** Instructions for the task **
Extract the full listing verbatim and drop any pictures from your copy.

---

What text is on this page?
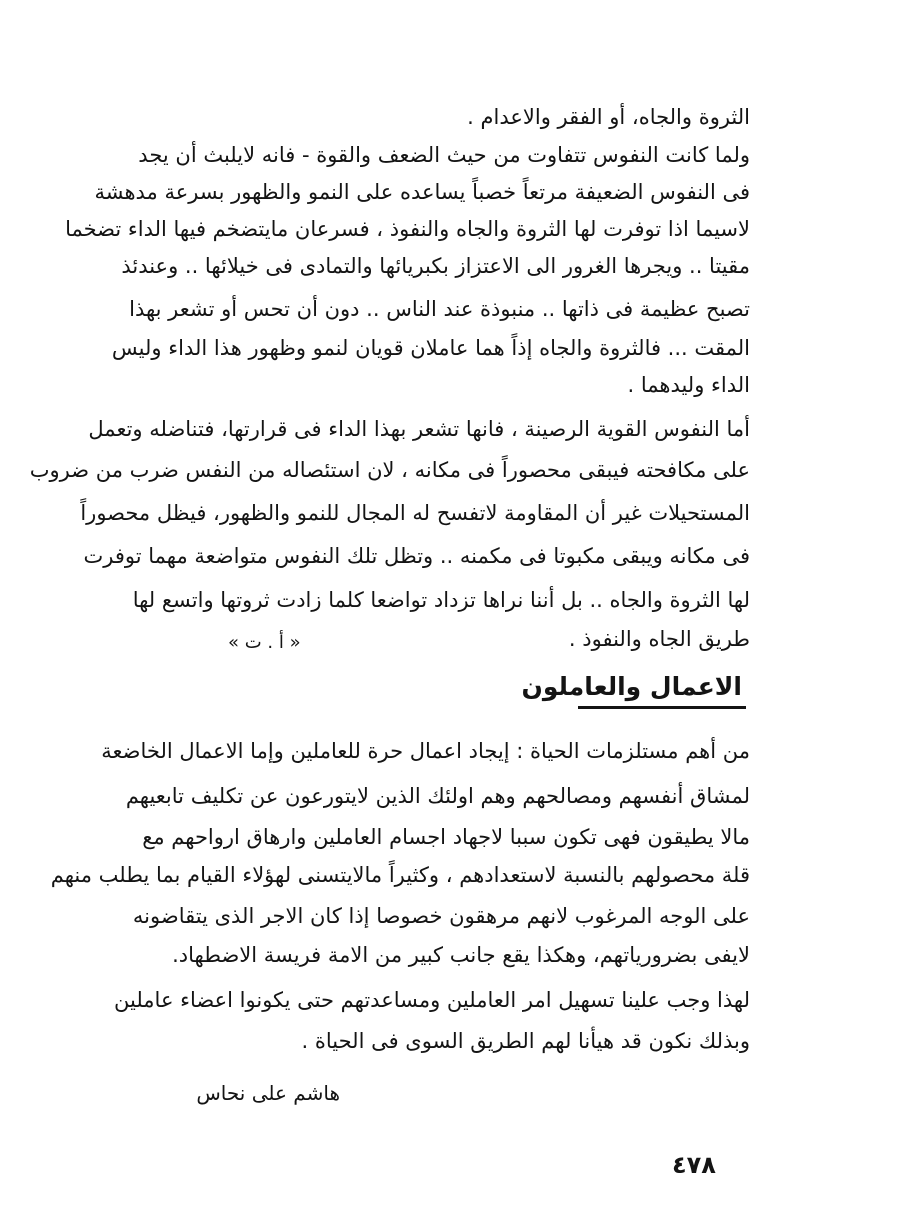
الثروة والجاه، أو الفقر والاعدام .
ولما كانت النفوس تتفاوت من حيث الضعف والقوة - فانه لايلبث أن يجد
فى النفوس الضعيفة مرتعاً خصباً يساعده على النمو والظهور بسرعة مدهشة
لاسيما اذا توفرت لها الثروة والجاه والنفوذ ، فسرعان مايتضخم فيها الداء تضخما
مقيتا .. ويجرها الغرور الى الاعتزاز بكبريائها والتمادى فى خيلائها .. وعندئذ
تصبح عظيمة فى ذاتها .. منبوذة عند الناس .. دون أن تحس أو تشعر بهذا
المقت ... فالثروة والجاه إذاً هما عاملان قويان لنمو وظهور هذا الداء وليس
الداء وليدهما .
أما النفوس القوية الرصينة ، فانها تشعر بهذا الداء فى قرارتها، فتناضله وتعمل
على مكافحته فيبقى محصوراً فى مكانه ، لان استئصاله من النفس ضرب من ضروب
المستحيلات غير أن المقاومة لاتفسح له المجال للنمو والظهور، فيظل محصوراً
فى مكانه ويبقى مكبوتا فى مكمنه .. وتظل تلك النفوس متواضعة مهما توفرت
لها الثروة والجاه .. بل أننا نراها تزداد تواضعا كلما زادت ثروتها واتسع لها
طريق الجاه والنفوذ .
« أ . ت »
الاعمال والعاملون
من أهم مستلزمات الحياة : إيجاد اعمال حرة للعاملين وإما الاعمال الخاضعة
لمشاق أنفسهم ومصالحهم وهم اولئك الذين لايتورعون عن تكليف تابعيهم
مالا يطيقون فهى تكون سببا لاجهاد اجسام العاملين وارهاق ارواحهم مع
قلة محصولهم بالنسبة لاستعدادهم ، وكثيراً مالايتسنى لهؤلاء القيام بما يطلب منهم
على الوجه المرغوب لانهم مرهقون خصوصا إذا كان الاجر الذى يتقاضونه
لايفى بضرورياتهم، وهكذا يقع جانب كبير من الامة فريسة الاضطهاد.
لهذا وجب علينا تسهيل امر العاملين ومساعدتهم حتى يكونوا اعضاء عاملين
وبذلك نكون قد هيأنا لهم الطريق السوى فى الحياة .
هاشم على نحاس
٤٧٨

---

** The response **
What text is on this page?
الثروة والجاه، أو الفقر والاعدام .
ولما كانت النفوس تتفاوت من حيث الضعف والقوة - فانه لايلبث أن يجد
فى النفوس الضعيفة مرتعاً خصباً يساعده على النمو والظهور بسرعة مدهشة
لاسيما اذا توفرت لها الثروة والجاه والنفوذ ، فسرعان مايتضخم فيها الداء تضخما
مقيتا .. ويجرها الغرور الى الاعتزاز بكبريائها والتمادى فى خيلائها .. وعندئذ
تصبح عظيمة فى ذاتها .. منبوذة عند الناس .. دون أن تحس أو تشعر بهذا
المقت ... فالثروة والجاه إذاً هما عاملان قويان لنمو وظهور هذا الداء وليس
الداء وليدهما .
أما النفوس القوية الرصينة ، فانها تشعر بهذا الداء فى قرارتها، فتناضله وتعمل
على مكافحته فيبقى محصوراً فى مكانه ، لان استئصاله من النفس ضرب من ضروب
المستحيلات غير أن المقاومة لاتفسح له المجال للنمو والظهور، فيظل محصوراً
فى مكانه ويبقى مكبوتا فى مكمنه .. وتظل تلك النفوس متواضعة مهما توفرت
لها الثروة والجاه .. بل أننا نراها تزداد تواضعا كلما زادت ثروتها واتسع لها
طريق الجاه والنفوذ .
« أ . ت »
الاعمال والعاملون
من أهم مستلزمات الحياة : إيجاد اعمال حرة للعاملين وإما الاعمال الخاضعة
لمشاق أنفسهم ومصالحهم وهم اولئك الذين لايتورعون عن تكليف تابعيهم
مالا يطيقون فهى تكون سببا لاجهاد اجسام العاملين وارهاق ارواحهم مع
قلة محصولهم بالنسبة لاستعدادهم ، وكثيراً مالايتسنى لهؤلاء القيام بما يطلب منهم
على الوجه المرغوب لانهم مرهقون خصوصا إذا كان الاجر الذى يتقاضونه
لايفى بضرورياتهم، وهكذا يقع جانب كبير من الامة فريسة الاضطهاد.
لهذا وجب علينا تسهيل امر العاملين ومساعدتهم حتى يكونوا اعضاء عاملين
وبذلك نكون قد هيأنا لهم الطريق السوى فى الحياة .
هاشم على نحاس
٤٧٨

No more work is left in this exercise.